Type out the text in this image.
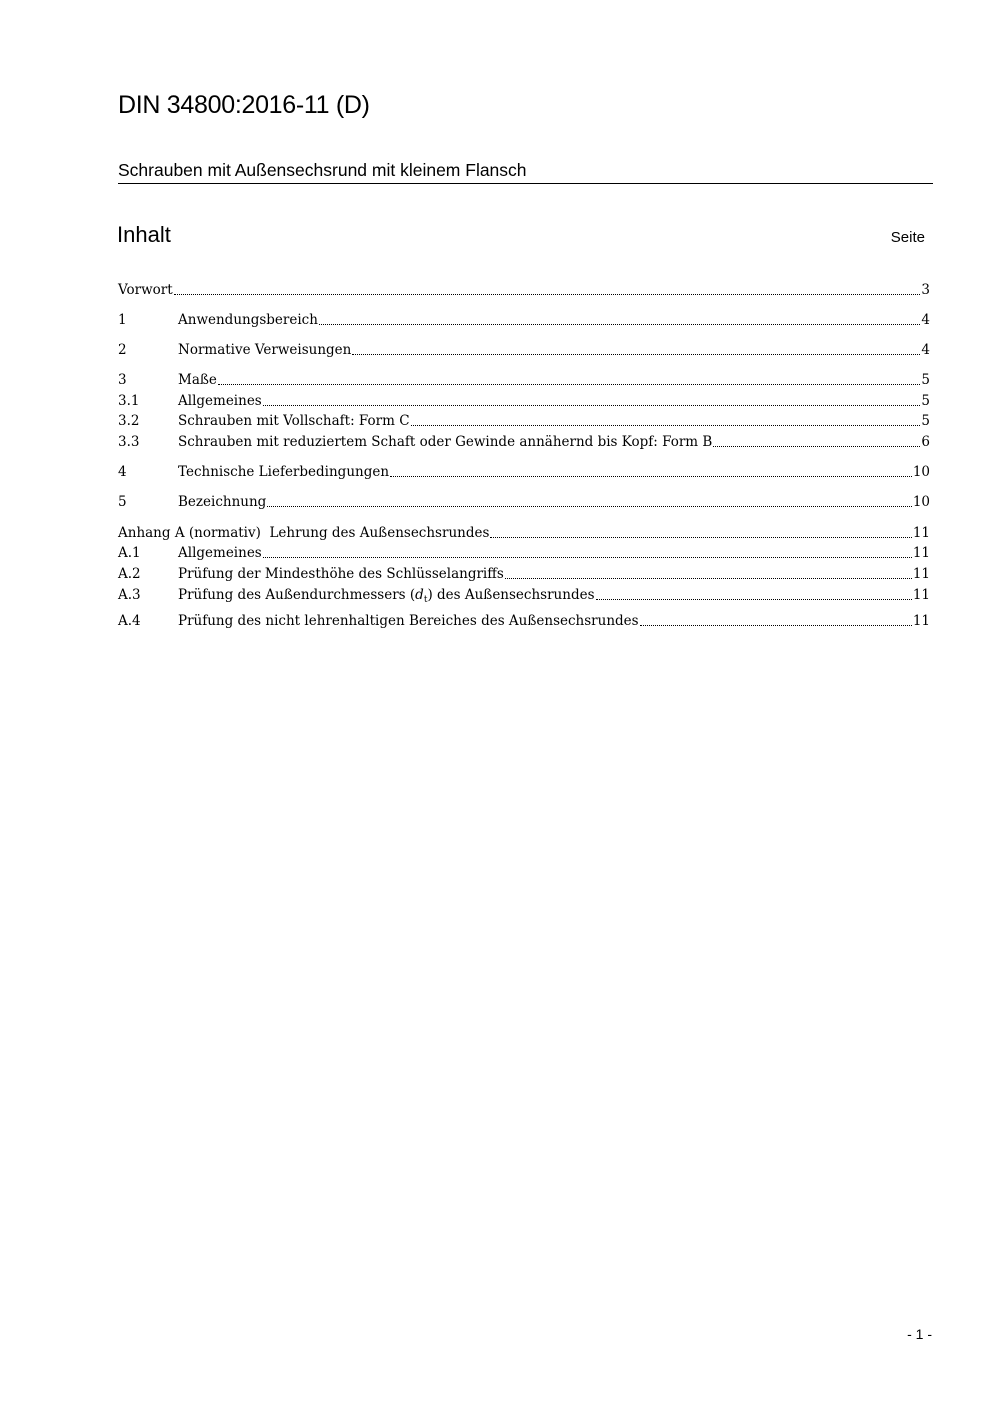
DIN 34800:2016-11 (D)
Schrauben mit Außensechsrund mit kleinem Flansch
Inhalt	Seite
Vorwort	3
1	Anwendungsbereich	4
2	Normative Verweisungen	4
3	Maße	5
3.1	Allgemeines	5
3.2	Schrauben mit Vollschaft: Form C	5
3.3	Schrauben mit reduziertem Schaft oder Gewinde annähernd bis Kopf: Form B	6
4	Technische Lieferbedingungen	10
5	Bezeichnung	10
Anhang A (normativ)  Lehrung des Außensechsrundes	11
A.1	Allgemeines	11
A.2	Prüfung der Mindesthöhe des Schlüsselangriffs	11
A.3	Prüfung des Außendurchmessers $(d_t)$ des Außensechsrundes	11
A.4	Prüfung des nicht lehrenhaltigen Bereiches des Außensechsrundes	11
- 1 -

▸ SHORT EXERCISE: Repeat every record precisely. Any picture among them stays out of the copy.

▸ EXPECTED ANSWER:
Type out the text in this image.
DIN 34800:2016-11 (D)
Schrauben mit Außensechsrund mit kleinem Flansch
Inhalt	Seite
Vorwort	3
1	Anwendungsbereich	4
2	Normative Verweisungen	4
3	Maße	5
3.1	Allgemeines	5
3.2	Schrauben mit Vollschaft: Form C	5
3.3	Schrauben mit reduziertem Schaft oder Gewinde annähernd bis Kopf: Form B	6
4	Technische Lieferbedingungen	10
5	Bezeichnung	10
Anhang A (normativ)  Lehrung des Außensechsrundes	11
A.1	Allgemeines	11
A.2	Prüfung der Mindesthöhe des Schlüsselangriffs	11
A.3	Prüfung des Außendurchmessers $(d_t)$ des Außensechsrundes	11
A.4	Prüfung des nicht lehrenhaltigen Bereiches des Außensechsrundes	11
- 1 -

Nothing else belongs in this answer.